[Problem to solve] Below are records to be output exactly, every one of them.

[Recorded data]
++++

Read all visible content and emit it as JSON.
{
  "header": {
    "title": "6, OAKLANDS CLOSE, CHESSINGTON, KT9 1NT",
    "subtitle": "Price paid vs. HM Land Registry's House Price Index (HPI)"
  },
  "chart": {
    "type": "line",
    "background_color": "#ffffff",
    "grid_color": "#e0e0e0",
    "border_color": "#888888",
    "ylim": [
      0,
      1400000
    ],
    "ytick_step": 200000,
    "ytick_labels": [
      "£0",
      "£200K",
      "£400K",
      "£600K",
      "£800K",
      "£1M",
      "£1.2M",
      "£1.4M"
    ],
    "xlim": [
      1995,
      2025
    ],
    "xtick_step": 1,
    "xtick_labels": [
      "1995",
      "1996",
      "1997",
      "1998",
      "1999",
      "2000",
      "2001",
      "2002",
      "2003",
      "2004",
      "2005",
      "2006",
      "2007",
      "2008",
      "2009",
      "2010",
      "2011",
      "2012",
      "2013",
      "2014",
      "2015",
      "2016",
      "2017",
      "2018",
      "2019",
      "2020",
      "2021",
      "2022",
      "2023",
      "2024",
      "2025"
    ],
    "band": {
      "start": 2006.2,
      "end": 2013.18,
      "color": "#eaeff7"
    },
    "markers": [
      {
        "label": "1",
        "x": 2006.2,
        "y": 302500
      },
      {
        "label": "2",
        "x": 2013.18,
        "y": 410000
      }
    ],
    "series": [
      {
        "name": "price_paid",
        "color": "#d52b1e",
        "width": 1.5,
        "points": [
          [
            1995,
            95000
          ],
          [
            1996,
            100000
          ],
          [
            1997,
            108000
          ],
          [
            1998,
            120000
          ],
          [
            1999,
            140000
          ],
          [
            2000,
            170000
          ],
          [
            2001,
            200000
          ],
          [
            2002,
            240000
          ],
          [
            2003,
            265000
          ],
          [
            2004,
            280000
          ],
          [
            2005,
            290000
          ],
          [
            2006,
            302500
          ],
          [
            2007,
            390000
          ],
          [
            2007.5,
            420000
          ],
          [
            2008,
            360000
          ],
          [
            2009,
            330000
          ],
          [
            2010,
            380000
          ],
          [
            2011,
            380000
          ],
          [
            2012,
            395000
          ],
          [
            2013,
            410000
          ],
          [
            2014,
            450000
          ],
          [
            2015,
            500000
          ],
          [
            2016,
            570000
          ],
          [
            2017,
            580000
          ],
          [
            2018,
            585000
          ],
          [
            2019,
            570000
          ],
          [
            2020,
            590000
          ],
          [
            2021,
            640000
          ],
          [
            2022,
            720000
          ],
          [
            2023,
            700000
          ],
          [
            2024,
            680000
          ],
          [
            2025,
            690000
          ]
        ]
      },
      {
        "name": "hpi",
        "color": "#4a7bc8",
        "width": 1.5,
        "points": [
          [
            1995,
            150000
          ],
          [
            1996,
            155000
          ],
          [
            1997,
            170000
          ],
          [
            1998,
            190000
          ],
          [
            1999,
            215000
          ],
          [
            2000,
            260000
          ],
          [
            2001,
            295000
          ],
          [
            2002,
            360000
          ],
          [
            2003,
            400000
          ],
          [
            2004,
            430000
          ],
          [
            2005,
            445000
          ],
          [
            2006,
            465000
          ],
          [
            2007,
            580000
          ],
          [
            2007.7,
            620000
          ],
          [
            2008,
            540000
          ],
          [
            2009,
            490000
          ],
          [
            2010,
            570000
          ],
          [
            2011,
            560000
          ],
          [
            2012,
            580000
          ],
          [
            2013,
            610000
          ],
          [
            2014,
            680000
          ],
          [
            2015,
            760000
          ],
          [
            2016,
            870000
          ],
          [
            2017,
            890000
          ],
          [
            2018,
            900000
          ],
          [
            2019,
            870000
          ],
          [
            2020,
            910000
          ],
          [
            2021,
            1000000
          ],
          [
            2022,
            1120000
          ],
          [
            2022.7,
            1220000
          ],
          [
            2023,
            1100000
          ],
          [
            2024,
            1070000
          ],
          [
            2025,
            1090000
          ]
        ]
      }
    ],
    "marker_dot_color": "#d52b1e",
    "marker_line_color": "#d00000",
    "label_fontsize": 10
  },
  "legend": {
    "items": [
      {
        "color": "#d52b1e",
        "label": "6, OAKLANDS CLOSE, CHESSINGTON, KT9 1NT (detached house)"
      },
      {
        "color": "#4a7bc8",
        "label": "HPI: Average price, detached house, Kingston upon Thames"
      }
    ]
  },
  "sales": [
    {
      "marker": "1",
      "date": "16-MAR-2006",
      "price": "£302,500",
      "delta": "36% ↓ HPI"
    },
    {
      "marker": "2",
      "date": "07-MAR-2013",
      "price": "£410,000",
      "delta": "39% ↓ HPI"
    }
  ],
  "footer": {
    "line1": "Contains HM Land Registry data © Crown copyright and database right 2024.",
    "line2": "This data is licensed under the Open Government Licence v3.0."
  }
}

++++

[Exercise result]
Read all visible content and emit it as JSON.
{
  "header": {
    "title": "6, OAKLANDS CLOSE, CHESSINGTON, KT9 1NT",
    "subtitle": "Price paid vs. HM Land Registry's House Price Index (HPI)"
  },
  "chart": {
    "type": "line",
    "background_color": "#ffffff",
    "grid_color": "#e0e0e0",
    "border_color": "#888888",
    "ylim": [
      0,
      1400000
    ],
    "ytick_step": 200000,
    "ytick_labels": [
      "£0",
      "£200K",
      "£400K",
      "£600K",
      "£800K",
      "£1M",
      "£1.2M",
      "£1.4M"
    ],
    "xlim": [
      1995,
      2025
    ],
    "xtick_step": 1,
    "xtick_labels": [
      "1995",
      "1996",
      "1997",
      "1998",
      "1999",
      "2000",
      "2001",
      "2002",
      "2003",
      "2004",
      "2005",
      "2006",
      "2007",
      "2008",
      "2009",
      "2010",
      "2011",
      "2012",
      "2013",
      "2014",
      "2015",
      "2016",
      "2017",
      "2018",
      "2019",
      "2020",
      "2021",
      "2022",
      "2023",
      "2024",
      "2025"
    ],
    "band": {
      "start": 2006.2,
      "end": 2013.18,
      "color": "#eaeff7"
    },
    "markers": [
      {
        "label": "1",
        "x": 2006.2,
        "y": 302500
      },
      {
        "label": "2",
        "x": 2013.18,
        "y": 410000
      }
    ],
    "series": [
      {
        "name": "price_paid",
        "color": "#d52b1e",
        "width": 1.5,
        "points": [
          [
            1995,
            95000
          ],
          [
            1996,
            100000
          ],
          [
            1997,
            108000
          ],
          [
            1998,
            120000
          ],
          [
            1999,
            140000
          ],
          [
            2000,
            170000
          ],
          [
            2001,
            200000
          ],
          [
            2002,
            240000
          ],
          [
            2003,
            265000
          ],
          [
            2004,
            280000
          ],
          [
            2005,
            290000
          ],
          [
            2006,
            302500
          ],
          [
            2007,
            390000
          ],
          [
            2007.5,
            420000
          ],
          [
            2008,
            360000
          ],
          [
            2009,
            330000
          ],
          [
            2010,
            380000
          ],
          [
            2011,
            380000
          ],
          [
            2012,
            395000
          ],
          [
            2013,
            410000
          ],
          [
            2014,
            450000
          ],
          [
            2015,
            500000
          ],
          [
            2016,
            570000
          ],
          [
            2017,
            580000
          ],
          [
            2018,
            585000
          ],
          [
            2019,
            570000
          ],
          [
            2020,
            590000
          ],
          [
            2021,
            640000
          ],
          [
            2022,
            720000
          ],
          [
            2023,
            700000
          ],
          [
            2024,
            680000
          ],
          [
            2025,
            690000
          ]
        ]
      },
      {
        "name": "hpi",
        "color": "#4a7bc8",
        "width": 1.5,
        "points": [
          [
            1995,
            150000
          ],
          [
            1996,
            155000
          ],
          [
            1997,
            170000
          ],
          [
            1998,
            190000
          ],
          [
            1999,
            215000
          ],
          [
            2000,
            260000
          ],
          [
            2001,
            295000
          ],
          [
            2002,
            360000
          ],
          [
            2003,
            400000
          ],
          [
            2004,
            430000
          ],
          [
            2005,
            445000
          ],
          [
            2006,
            465000
          ],
          [
            2007,
            580000
          ],
          [
            2007.7,
            620000
          ],
          [
            2008,
            540000
          ],
          [
            2009,
            490000
          ],
          [
            2010,
            570000
          ],
          [
            2011,
            560000
          ],
          [
            2012,
            580000
          ],
          [
            2013,
            610000
          ],
          [
            2014,
            680000
          ],
          [
            2015,
            760000
          ],
          [
            2016,
            870000
          ],
          [
            2017,
            890000
          ],
          [
            2018,
            900000
          ],
          [
            2019,
            870000
          ],
          [
            2020,
            910000
          ],
          [
            2021,
            1000000
          ],
          [
            2022,
            1120000
          ],
          [
            2022.7,
            1220000
          ],
          [
            2023,
            1100000
          ],
          [
            2024,
            1070000
          ],
          [
            2025,
            1090000
          ]
        ]
      }
    ],
    "marker_dot_color": "#d52b1e",
    "marker_line_color": "#d00000",
    "label_fontsize": 10
  },
  "legend": {
    "items": [
      {
        "color": "#d52b1e",
        "label": "6, OAKLANDS CLOSE, CHESSINGTON, KT9 1NT (detached house)"
      },
      {
        "color": "#4a7bc8",
        "label": "HPI: Average price, detached house, Kingston upon Thames"
      }
    ]
  },
  "sales": [
    {
      "marker": "1",
      "date": "16-MAR-2006",
      "price": "£302,500",
      "delta": "36% ↓ HPI"
    },
    {
      "marker": "2",
      "date": "07-MAR-2013",
      "price": "£410,000",
      "delta": "39% ↓ HPI"
    }
  ],
  "footer": {
    "line1": "Contains HM Land Registry data © Crown copyright and database right 2024.",
    "line2": "This data is licensed under the Open Government Licence v3.0."
  }
}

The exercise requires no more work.